QUOTED PASSAGE:
⟨
Mehta described the officers' attire as unmarked from the front. Only when they turned around could she read the words "Customs and Border" on their backs. She said the detained workers were still in their shipboard uniforms, blazers, ties, chef's whites, name tags still pinned on.
"He was full in uniform, which was in a blazer, tie. Some of the other employees were still in their chef's uniforms with their name tags on it."
The scene unsettled Mehta enough that she contacted Union del Barrio, a community advocacy organization, to report what she had seen. Her concern was immediate and personal.
"It was really unsettling. Just my big concern, like how is he gonna reach out to his family? Does the family even know that he's not getting back on the ship today?"
Sympathy for the detained workers is understandable on a human level. But the harder question is the one Mehta's account raises without answering: How did these workers end up aboard a Disney vessel in the first place, and who was responsible for verifying their legal status?
Disney responds, and distances itself
A Disney spokesperson provided a statement to the New York Post that walked a careful line between cooperation and separation.
"We have a zero-tolerance policy for this type of behavior and fully cooperated with law enforcement. While the majority of these individuals were not from our cruise line, those who were are no longer with the company."
⟩
STATED GOAL 1: Quote the passage on the detained cruise workers word for word, from the words "Mehta described the" through the words "still pinned on.".
STATED GOAL 2: Write the next few sentences of the account of the detained Disney cruise workers, picking up after its final sentence.
These records come from a separate, unrelated source.

Region annotation records:
⟨
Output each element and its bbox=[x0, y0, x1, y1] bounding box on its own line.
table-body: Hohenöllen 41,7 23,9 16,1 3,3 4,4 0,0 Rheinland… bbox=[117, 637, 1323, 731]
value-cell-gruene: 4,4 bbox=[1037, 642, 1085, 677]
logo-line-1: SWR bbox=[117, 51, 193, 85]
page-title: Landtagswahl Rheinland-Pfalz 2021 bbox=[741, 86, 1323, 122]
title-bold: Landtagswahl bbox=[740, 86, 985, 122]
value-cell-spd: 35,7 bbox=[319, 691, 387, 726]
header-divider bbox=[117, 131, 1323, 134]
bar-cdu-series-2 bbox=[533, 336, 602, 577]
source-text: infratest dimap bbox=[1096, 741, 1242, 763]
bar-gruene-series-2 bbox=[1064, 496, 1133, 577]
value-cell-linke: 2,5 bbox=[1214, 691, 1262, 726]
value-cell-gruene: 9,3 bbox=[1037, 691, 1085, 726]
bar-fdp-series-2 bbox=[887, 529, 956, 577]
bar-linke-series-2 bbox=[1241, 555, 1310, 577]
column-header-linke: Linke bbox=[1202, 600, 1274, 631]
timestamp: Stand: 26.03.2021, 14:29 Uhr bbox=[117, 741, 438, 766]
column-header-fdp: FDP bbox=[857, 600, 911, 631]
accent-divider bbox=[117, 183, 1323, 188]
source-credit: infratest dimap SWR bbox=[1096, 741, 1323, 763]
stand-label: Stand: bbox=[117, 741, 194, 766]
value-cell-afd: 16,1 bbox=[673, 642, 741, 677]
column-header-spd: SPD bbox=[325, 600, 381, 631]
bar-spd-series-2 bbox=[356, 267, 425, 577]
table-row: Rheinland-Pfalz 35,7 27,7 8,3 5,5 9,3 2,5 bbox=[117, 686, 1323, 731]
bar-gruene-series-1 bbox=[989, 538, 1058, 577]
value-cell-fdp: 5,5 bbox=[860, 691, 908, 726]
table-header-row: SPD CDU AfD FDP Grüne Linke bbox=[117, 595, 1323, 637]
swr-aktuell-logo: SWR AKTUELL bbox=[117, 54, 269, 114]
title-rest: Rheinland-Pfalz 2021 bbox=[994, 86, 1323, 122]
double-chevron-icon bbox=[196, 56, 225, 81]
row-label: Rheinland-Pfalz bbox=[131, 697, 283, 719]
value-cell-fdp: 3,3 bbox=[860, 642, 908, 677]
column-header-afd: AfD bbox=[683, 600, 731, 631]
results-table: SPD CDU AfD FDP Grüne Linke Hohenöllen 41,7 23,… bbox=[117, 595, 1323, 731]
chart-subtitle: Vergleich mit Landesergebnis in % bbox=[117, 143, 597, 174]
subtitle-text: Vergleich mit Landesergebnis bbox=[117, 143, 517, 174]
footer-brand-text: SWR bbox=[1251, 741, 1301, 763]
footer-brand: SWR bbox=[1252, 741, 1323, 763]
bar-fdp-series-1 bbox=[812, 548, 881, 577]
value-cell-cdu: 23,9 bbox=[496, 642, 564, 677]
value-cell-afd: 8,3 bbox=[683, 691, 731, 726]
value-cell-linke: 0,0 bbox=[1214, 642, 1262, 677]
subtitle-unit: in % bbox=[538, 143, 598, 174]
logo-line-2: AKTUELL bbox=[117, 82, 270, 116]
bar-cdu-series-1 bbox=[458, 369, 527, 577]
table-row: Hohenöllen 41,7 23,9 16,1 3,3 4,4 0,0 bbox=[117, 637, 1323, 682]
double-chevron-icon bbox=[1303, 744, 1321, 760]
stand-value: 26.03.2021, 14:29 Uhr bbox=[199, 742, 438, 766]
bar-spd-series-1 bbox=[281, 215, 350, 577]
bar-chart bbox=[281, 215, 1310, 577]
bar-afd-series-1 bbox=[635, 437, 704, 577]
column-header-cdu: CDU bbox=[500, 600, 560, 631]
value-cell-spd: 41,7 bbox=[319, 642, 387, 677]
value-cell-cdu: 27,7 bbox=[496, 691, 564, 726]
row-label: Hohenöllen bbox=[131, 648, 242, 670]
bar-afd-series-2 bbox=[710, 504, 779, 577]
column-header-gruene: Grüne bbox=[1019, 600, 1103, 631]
⟩
OUTPUT 1:
Mehta described the officers' attire as unmarked from the front. Only when they turned around could she read the words "Customs and Border" on their backs. She said the detained workers were still in their shipboard uniforms, blazers, ties, chef's whites, name tags still pinned on.

OUTPUT 2:
That statement raises as many questions as it answers. Disney says "the majority" of those detained were not its employees, but some were. The company confirmed it fired those workers. What Disney did not explain is how those individuals passed whatever vetting process the cruise line uses for its workforce. A company that runs background checks on theme-park ticket-takers ought to have robust screening for employees who live and work aboard its ships for weeks at a time.
The phrase "zero-tolerance policy for this type of behavior" is also worth examining. The "behavior" in question appears to be working without legal authorization in the United States, not some act of misconduct aboard the ship. Disney framed the situation as though the workers had violated company rules, rather than acknowledging a potential gap in its own hiring and compliance systems.
The broader debate over respect for ICE and Border Patrol plays out in miniature here. Federal agents did their job at a federal port of entry. The company cooperated. But the underlying failure, illegal immigrants working aboard a flagship American cruise line, happened long before the agents showed up.
A pattern, not an isolated event
Union del Barrio investigated the Disney Magic incident and said it discovered that crew members from a Holland America ship were detained at the same San Diego port just days later. Benjamin Prado, speaking for the organization, described what he called a growing pattern.
"This is not an isolated incident. In fact, it has become a growing pattern, not only here in San Diego but throughout this country."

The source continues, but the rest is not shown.